__Dataset excerpts__.
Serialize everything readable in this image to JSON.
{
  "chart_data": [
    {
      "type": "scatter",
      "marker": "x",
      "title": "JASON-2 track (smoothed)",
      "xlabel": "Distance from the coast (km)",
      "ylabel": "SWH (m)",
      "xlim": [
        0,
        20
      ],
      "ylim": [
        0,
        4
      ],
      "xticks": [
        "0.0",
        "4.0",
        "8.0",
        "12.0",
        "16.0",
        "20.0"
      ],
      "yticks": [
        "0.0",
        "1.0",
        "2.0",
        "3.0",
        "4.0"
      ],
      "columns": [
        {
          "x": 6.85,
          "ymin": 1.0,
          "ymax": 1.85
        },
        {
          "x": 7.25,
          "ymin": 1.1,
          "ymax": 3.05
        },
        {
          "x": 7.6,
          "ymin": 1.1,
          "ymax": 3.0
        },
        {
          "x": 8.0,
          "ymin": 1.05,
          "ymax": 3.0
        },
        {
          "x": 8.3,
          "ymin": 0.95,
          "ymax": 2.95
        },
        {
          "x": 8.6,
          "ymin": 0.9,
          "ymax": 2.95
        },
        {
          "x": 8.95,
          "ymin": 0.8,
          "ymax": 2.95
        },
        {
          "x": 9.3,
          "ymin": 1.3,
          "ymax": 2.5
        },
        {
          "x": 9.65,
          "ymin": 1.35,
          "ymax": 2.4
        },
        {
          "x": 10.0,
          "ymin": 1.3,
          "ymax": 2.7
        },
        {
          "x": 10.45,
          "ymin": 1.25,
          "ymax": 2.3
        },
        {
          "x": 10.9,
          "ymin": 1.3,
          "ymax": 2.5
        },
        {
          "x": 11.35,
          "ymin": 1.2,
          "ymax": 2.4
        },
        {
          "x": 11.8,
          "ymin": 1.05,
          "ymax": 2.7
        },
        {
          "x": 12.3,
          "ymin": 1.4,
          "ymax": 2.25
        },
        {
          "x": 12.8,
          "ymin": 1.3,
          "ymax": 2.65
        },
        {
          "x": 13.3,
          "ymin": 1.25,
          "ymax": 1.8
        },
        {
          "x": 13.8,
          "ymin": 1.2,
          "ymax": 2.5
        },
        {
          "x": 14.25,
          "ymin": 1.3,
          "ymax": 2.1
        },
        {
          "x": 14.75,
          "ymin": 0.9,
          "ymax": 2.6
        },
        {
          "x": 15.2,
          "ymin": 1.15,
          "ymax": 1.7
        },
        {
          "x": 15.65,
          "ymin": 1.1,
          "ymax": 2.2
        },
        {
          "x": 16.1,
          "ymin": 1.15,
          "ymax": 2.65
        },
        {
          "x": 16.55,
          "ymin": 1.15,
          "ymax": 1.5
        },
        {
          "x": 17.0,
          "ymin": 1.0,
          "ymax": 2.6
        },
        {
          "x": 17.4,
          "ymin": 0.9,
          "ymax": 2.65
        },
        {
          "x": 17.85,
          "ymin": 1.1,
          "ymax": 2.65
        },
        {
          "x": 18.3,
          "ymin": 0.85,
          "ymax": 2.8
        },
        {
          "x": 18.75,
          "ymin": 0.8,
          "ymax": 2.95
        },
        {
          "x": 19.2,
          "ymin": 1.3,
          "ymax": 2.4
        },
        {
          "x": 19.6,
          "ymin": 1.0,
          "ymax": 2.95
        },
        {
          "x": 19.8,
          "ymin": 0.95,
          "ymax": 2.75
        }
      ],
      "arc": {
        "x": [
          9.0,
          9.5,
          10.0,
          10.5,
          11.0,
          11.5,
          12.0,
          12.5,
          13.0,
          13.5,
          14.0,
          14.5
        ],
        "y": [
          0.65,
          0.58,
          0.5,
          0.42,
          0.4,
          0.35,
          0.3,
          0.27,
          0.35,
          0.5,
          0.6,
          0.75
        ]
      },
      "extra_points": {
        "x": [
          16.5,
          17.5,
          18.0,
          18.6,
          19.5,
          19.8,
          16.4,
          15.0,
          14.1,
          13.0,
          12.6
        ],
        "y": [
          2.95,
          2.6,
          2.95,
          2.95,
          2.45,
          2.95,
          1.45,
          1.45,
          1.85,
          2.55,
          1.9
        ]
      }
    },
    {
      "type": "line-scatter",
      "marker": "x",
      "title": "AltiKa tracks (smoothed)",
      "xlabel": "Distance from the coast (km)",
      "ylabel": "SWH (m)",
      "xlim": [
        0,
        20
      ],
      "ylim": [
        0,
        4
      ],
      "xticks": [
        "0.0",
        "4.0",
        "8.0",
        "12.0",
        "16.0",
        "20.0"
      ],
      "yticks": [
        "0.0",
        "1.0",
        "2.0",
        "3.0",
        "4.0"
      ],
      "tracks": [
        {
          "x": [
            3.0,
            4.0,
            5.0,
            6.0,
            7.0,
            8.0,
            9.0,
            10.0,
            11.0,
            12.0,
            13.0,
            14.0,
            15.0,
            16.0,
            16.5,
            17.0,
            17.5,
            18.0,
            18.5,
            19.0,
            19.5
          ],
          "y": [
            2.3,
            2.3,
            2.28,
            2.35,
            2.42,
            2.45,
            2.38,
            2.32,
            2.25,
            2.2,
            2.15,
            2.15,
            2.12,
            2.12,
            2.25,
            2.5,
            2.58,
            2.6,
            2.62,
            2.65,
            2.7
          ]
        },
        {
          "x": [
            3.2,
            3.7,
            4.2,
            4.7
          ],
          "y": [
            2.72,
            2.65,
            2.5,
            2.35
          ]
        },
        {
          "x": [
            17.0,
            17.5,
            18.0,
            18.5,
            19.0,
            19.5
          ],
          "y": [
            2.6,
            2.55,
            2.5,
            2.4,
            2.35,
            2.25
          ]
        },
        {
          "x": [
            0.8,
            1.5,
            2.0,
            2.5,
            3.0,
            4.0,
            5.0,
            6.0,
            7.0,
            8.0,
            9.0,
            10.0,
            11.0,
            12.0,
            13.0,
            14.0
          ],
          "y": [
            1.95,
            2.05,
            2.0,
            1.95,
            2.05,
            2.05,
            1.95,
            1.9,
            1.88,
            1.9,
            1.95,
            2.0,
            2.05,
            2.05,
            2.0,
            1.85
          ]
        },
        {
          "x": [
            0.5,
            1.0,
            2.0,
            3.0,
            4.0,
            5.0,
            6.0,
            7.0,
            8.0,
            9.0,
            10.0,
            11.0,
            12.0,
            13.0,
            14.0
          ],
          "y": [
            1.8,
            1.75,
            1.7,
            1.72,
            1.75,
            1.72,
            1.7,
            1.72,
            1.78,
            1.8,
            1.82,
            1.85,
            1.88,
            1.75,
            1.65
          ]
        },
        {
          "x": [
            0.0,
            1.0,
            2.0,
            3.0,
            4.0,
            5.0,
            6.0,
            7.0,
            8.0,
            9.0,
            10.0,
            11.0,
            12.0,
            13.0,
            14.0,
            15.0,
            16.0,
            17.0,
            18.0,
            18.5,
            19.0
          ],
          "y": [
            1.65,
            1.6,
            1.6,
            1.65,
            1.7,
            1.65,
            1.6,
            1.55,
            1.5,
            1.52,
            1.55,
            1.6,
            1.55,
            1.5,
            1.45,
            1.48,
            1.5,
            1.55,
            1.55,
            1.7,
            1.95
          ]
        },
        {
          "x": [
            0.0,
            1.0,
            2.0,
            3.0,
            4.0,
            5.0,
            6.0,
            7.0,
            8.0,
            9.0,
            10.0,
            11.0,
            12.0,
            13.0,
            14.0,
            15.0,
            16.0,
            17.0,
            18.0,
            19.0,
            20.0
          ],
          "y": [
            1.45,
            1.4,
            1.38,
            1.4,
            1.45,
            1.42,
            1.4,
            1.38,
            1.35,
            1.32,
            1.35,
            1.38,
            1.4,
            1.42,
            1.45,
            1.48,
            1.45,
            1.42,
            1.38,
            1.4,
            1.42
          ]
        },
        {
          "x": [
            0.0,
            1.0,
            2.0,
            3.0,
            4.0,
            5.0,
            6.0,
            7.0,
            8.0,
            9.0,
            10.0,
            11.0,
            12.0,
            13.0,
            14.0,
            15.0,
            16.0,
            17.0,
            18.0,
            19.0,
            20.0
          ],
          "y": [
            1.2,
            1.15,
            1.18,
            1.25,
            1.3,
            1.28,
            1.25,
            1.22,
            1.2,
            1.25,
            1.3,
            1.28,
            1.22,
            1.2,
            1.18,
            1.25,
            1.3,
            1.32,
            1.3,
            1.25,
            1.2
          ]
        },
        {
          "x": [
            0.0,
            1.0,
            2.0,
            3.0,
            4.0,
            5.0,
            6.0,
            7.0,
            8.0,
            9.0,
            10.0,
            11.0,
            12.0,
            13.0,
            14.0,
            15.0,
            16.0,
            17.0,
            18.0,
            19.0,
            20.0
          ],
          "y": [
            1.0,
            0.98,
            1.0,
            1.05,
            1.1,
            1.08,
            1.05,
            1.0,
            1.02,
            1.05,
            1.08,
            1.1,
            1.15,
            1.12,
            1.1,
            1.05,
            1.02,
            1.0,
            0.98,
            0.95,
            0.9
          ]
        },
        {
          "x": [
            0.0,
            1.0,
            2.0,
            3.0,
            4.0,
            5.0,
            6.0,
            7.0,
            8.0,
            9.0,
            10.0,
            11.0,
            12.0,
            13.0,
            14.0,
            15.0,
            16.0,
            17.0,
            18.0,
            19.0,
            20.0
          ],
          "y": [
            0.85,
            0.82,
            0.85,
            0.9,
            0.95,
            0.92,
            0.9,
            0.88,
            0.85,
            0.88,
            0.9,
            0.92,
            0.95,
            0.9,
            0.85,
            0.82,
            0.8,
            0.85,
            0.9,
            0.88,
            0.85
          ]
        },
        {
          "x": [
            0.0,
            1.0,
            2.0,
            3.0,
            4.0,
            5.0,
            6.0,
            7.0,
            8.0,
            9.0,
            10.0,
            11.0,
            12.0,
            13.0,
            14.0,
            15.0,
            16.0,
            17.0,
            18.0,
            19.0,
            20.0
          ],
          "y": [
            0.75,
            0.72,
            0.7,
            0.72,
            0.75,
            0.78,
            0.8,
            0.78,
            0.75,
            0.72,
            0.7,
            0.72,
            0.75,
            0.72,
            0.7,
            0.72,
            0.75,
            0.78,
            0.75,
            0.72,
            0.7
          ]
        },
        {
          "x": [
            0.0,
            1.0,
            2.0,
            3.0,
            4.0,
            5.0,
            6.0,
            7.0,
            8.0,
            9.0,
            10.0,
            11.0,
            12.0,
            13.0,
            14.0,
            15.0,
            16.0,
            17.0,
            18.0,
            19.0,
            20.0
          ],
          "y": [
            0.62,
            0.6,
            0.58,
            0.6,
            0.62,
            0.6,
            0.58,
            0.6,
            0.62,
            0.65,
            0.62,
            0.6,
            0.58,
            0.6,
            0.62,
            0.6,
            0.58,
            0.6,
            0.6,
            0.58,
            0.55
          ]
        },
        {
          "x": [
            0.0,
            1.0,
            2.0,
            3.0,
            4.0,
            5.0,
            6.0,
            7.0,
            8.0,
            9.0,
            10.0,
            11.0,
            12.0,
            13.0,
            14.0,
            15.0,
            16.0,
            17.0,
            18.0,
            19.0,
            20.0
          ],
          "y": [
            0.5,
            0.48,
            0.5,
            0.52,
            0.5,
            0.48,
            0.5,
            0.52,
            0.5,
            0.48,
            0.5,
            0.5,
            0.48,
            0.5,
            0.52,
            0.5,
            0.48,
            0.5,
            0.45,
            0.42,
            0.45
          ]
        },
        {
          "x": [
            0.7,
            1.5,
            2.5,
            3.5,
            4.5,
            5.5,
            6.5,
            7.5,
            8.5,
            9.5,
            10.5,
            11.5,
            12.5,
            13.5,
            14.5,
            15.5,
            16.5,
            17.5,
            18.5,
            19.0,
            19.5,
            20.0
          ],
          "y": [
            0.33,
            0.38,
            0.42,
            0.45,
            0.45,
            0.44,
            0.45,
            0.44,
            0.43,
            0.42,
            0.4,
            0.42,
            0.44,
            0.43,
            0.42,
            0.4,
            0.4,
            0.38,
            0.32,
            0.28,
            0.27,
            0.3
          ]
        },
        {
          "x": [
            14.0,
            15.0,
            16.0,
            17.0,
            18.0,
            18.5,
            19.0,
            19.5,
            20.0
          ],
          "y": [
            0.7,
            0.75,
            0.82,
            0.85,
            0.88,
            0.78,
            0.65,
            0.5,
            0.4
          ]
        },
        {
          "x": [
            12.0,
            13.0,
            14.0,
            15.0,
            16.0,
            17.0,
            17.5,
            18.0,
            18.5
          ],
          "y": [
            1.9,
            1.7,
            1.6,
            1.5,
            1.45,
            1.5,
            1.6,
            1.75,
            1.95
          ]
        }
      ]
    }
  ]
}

__Description of the task__. Gather up every line in the data above that contains the word "title", copying each one.

__Complete output__.
      "title": "JASON-2 track (smoothed)",
      "title": "AltiKa tracks (smoothed)",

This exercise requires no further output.